**** Supplied information ****

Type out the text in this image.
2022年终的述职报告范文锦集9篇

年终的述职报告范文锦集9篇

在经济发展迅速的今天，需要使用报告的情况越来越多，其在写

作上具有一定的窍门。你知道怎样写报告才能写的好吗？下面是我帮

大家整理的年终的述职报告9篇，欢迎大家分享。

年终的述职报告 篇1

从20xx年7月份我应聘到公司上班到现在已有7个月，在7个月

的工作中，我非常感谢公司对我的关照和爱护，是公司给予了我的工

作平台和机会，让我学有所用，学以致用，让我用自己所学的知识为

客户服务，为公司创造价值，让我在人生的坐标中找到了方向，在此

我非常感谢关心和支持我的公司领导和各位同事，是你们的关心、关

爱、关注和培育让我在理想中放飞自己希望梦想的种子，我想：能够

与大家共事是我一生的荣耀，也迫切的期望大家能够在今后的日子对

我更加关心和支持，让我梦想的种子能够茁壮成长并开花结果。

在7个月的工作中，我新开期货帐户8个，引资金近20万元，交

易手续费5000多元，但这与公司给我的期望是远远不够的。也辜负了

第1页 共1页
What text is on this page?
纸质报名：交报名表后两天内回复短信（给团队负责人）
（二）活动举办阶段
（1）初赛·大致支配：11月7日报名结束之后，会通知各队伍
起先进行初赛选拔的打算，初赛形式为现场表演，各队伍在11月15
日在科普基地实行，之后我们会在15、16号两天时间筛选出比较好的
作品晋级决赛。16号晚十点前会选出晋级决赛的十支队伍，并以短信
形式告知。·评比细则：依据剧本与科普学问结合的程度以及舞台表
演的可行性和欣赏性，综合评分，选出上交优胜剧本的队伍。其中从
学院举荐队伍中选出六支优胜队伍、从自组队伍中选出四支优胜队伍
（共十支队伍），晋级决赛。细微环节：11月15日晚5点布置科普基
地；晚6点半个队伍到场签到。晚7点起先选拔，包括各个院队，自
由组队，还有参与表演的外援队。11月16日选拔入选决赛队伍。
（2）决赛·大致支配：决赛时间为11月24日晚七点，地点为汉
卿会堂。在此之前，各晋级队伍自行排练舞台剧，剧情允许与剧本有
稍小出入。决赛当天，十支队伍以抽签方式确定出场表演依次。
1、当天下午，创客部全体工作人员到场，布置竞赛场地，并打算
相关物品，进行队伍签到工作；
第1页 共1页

****

Short exercise>
Go through the entries above and pull out each line with "大致支配" in it.

The result>
（1）初赛·大致支配：11月7日报名结束之后，会通知各队伍
（2）决赛·大致支配：决赛时间为11月24日晚七点，地点为汉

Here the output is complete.